Requirement>
Copy each line below that contains "下册分论".

┄┄┄┄┄┄

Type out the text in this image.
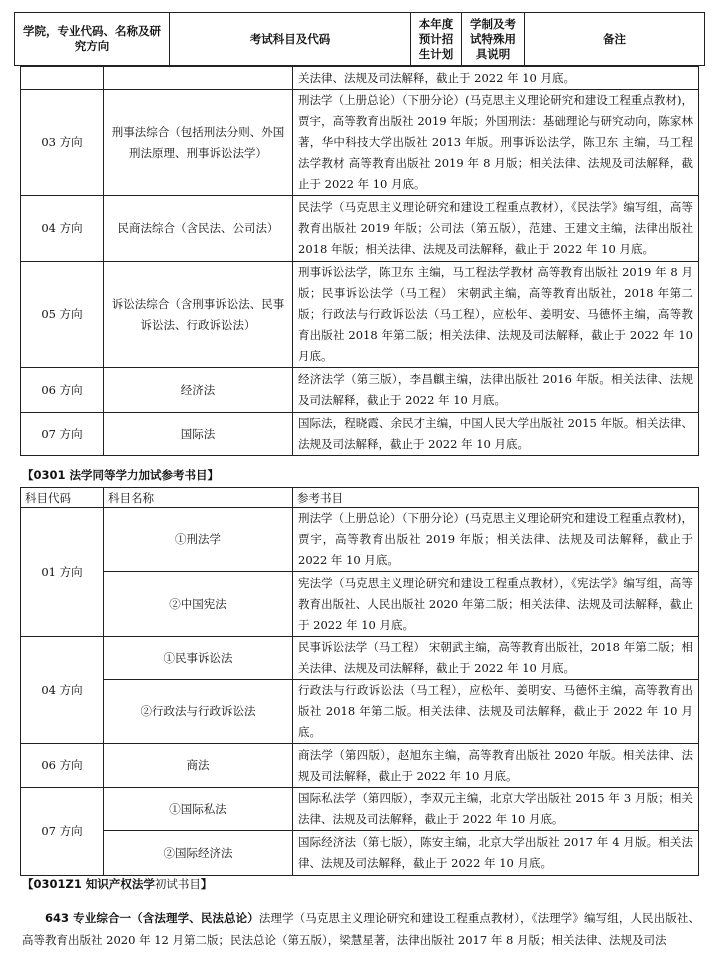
学院，专业代码、名称及研究方向	考试科目及代码	本年度预计招生计划	学制及考试特殊用具说明	备注
		关法律、法规及司法解释，截止于 2022 年 10 月底。
03 方向	刑事法综合（包括刑法分则、外国刑法原理、刑事诉讼法学）	刑法学（上册总论）（下册分论）(马克思主义理论研究和建设工程重点教材)，贾宇，高等教育出版社 2019 年版；外国刑法：基础理论与研究动向，陈家林著，华中科技大学出版社 2013 年版。刑事诉讼法学，陈卫东 主编，马工程法学教材 高等教育出版社 2019 年 8 月版；相关法律、法规及司法解释，截止于 2022 年 10 月底。
04 方向	民商法综合（含民法、公司法）	民法学（马克思主义理论研究和建设工程重点教材），《民法学》编写组，高等教育出版社 2019 年版；公司法（第五版），范建、王建文主编，法律出版社 2018 年版；相关法律、法规及司法解释，截止于 2022 年 10 月底。
05 方向	诉讼法综合（含刑事诉讼法、民事诉讼法、行政诉讼法）	刑事诉讼法学，陈卫东 主编，马工程法学教材 高等教育出版社 2019 年 8 月版；民事诉讼法学（马工程） 宋朝武主编，高等教育出版社，2018 年第二版；行政法与行政诉讼法（马工程），应松年、姜明安、马德怀主编，高等教育出版社 2018 年第二版；相关法律、法规及司法解释，截止于 2022 年 10 月底。
06 方向	经济法	经济法学（第三版），李昌麒主编，法律出版社 2016 年版。相关法律、法规及司法解释，截止于 2022 年 10 月底。
07 方向	国际法	国际法，程晓霞、余民才主编，中国人民大学出版社 2015 年版。相关法律、法规及司法解释，截止于 2022 年 10 月底。
【0301 法学同等学力加试参考书目】
科目代码	科目名称	参考书目
01 方向	①刑法学	刑法学（上册总论）（下册分论）(马克思主义理论研究和建设工程重点教材)，贾宇，高等教育出版社 2019 年版；相关法律、法规及司法解释，截止于 2022 年 10 月底。
	②中国宪法	宪法学（马克思主义理论研究和建设工程重点教材），《宪法学》编写组，高等教育出版社、人民出版社 2020 年第二版；相关法律、法规及司法解释，截止于 2022 年 10 月底。
04 方向	①民事诉讼法	民事诉讼法学（马工程） 宋朝武主编，高等教育出版社，2018 年第二版；相关法律、法规及司法解释，截止于 2022 年 10 月底。
	②行政法与行政诉讼法	行政法与行政诉讼法（马工程），应松年、姜明安、马德怀主编，高等教育出版社 2018 年第二版。相关法律、法规及司法解释，截止于 2022 年 10 月底。
06 方向	商法	商法学（第四版），赵旭东主编，高等教育出版社 2020 年版。相关法律、法规及司法解释，截止于 2022 年 10 月底。
07 方向	①国际私法	国际私法学（第四版），李双元主编，北京大学出版社 2015 年 3 月版；相关法律、法规及司法解释，截止于 2022 年 10 月底。
	②国际经济法	国际经济法（第七版），陈安主编，北京大学出版社 2017 年 4 月版。相关法律、法规及司法解释，截止于 2022 年 10 月底。
【0301Z1 知识产权法学初试书目】
643 专业综合一（含法理学、民法总论）法理学（马克思主义理论研究和建设工程重点教材），《法理学》编写组，人民出版社、高等教育出版社 2020 年 12 月第二版；民法总论（第五版），梁慧星著，法律出版社 2017 年 8 月版；相关法律、法规及司法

┄┄┄┄┄┄

In response>
03 方向	刑事法综合（包括刑法分则、外国刑法原理、刑事诉讼法学）	刑法学（上册总论）（下册分论）(马克思主义理论研究和建设工程重点教材)，贾宇，高等教育出版社 2019 年版；外国刑法：基础理论与研究动向，陈家林著，华中科技大学出版社 2013 年版。刑事诉讼法学，陈卫东 主编，马工程法学教材 高等教育出版社 2019 年 8 月版；相关法律、法规及司法解释，截止于 2022 年 10 月底。
01 方向	①刑法学	刑法学（上册总论）（下册分论）(马克思主义理论研究和建设工程重点教材)，贾宇，高等教育出版社 2019 年版；相关法律、法规及司法解释，截止于 2022 年 10 月底。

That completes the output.